━━━━━ Items

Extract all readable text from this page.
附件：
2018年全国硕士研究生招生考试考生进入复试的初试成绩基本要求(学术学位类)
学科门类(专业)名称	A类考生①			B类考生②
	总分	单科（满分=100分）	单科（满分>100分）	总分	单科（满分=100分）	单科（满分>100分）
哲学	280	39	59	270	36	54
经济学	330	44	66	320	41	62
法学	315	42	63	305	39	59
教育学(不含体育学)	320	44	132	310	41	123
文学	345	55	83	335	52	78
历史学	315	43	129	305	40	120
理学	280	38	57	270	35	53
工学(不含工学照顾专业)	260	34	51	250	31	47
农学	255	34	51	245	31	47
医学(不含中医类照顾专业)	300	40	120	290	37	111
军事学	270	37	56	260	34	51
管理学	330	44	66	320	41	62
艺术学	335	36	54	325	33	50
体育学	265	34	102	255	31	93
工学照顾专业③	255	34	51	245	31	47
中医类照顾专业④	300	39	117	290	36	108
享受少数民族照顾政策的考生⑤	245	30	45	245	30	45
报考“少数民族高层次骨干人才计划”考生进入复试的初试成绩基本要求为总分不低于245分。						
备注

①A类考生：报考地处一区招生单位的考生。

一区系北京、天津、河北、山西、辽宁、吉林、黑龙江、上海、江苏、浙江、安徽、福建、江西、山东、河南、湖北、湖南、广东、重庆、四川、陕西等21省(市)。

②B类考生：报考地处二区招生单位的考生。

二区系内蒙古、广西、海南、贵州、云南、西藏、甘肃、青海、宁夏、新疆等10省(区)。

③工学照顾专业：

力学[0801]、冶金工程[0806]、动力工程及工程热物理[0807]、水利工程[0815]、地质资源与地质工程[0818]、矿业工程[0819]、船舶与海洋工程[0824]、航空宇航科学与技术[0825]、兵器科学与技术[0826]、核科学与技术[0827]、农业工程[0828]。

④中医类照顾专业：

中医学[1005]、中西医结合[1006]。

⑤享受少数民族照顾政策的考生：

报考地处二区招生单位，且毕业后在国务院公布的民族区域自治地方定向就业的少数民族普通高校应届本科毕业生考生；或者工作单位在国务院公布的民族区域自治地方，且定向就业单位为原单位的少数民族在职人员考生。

━━━━━━━━━━
━━━━━ Items

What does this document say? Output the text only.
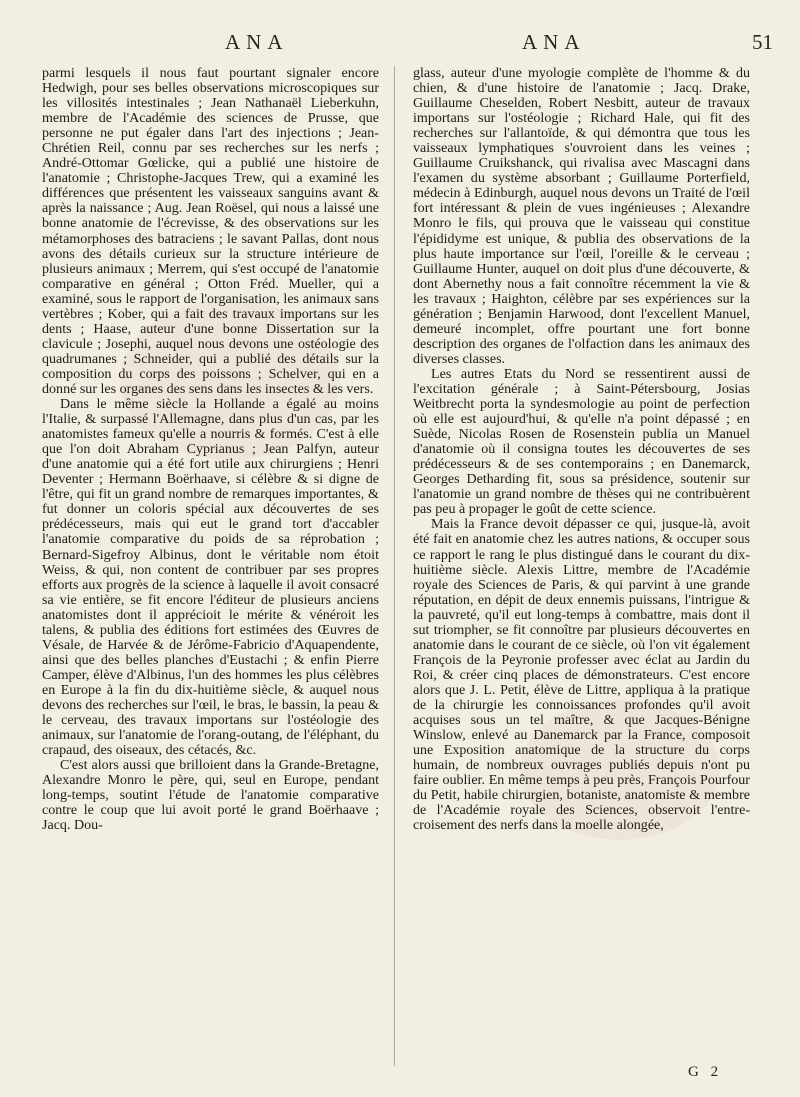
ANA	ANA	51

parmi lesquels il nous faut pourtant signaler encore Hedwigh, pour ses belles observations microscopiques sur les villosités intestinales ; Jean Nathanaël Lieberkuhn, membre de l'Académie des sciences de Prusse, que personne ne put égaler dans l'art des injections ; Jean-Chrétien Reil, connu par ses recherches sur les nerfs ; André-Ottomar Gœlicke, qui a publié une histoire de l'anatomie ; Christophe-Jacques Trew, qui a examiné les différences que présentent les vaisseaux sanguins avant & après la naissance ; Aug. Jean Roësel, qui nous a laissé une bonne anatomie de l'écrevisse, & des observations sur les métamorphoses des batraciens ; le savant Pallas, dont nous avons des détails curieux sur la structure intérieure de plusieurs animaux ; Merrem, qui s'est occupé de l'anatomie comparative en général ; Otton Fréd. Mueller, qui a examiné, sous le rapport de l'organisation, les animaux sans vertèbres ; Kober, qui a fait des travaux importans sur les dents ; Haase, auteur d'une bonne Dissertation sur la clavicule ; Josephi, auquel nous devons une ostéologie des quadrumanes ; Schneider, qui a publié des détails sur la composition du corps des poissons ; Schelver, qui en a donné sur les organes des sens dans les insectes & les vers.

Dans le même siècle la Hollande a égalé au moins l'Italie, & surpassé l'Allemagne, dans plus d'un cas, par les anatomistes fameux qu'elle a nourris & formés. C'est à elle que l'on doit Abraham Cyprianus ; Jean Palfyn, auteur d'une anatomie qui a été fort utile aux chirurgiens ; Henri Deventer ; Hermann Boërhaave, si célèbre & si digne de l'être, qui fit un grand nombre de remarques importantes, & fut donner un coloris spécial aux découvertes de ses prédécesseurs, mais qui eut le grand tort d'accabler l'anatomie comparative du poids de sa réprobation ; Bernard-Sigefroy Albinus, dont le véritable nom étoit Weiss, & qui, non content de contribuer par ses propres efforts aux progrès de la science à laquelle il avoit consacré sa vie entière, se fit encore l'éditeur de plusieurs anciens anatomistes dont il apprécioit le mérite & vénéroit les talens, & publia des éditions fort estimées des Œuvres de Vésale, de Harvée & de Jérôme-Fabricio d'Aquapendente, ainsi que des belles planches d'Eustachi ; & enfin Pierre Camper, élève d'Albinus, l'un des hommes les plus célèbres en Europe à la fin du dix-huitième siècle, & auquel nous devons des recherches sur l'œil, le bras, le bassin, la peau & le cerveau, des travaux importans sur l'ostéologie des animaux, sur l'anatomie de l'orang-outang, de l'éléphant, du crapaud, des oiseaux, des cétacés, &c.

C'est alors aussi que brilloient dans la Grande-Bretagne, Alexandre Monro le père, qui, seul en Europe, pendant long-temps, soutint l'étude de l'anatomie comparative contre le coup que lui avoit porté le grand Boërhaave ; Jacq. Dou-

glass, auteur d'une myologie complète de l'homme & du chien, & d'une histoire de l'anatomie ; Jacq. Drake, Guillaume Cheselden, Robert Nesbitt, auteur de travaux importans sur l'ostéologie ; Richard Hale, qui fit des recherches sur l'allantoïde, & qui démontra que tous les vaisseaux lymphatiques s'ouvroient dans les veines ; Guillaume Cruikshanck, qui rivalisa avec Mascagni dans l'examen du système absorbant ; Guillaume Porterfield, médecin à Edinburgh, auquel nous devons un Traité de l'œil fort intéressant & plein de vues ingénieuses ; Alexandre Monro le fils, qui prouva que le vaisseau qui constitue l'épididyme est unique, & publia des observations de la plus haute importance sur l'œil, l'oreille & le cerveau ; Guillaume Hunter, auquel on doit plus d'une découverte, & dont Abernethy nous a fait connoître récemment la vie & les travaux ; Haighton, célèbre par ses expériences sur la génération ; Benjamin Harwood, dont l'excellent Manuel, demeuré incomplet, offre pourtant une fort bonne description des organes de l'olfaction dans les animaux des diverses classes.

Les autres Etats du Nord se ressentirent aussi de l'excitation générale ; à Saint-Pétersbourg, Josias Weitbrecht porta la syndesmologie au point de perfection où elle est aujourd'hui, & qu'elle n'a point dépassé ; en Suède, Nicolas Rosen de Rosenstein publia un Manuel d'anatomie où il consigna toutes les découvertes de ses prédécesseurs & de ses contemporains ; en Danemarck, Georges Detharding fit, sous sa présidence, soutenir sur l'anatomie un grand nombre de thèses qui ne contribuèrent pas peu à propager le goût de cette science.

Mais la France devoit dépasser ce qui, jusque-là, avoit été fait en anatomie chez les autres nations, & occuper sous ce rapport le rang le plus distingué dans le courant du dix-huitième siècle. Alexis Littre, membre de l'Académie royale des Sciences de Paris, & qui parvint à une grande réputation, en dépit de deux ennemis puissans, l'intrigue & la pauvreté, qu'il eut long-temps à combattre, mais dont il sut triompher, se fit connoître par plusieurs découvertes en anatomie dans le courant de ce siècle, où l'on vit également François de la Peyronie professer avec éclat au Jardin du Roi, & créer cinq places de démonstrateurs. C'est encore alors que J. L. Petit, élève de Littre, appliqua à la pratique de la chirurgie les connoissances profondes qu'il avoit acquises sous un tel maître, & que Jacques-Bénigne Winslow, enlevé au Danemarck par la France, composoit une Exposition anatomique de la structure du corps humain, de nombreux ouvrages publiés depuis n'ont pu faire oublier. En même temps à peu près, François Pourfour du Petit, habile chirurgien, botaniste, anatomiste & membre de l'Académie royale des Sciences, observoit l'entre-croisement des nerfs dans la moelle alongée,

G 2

━━━━━━━━━━

■ **Task to carry out**:
Gather up every line in the data above that contains the word "text", copying each one.

■ **Written solution**:
Extract all readable text from this page.
What does this document say? Output the text only.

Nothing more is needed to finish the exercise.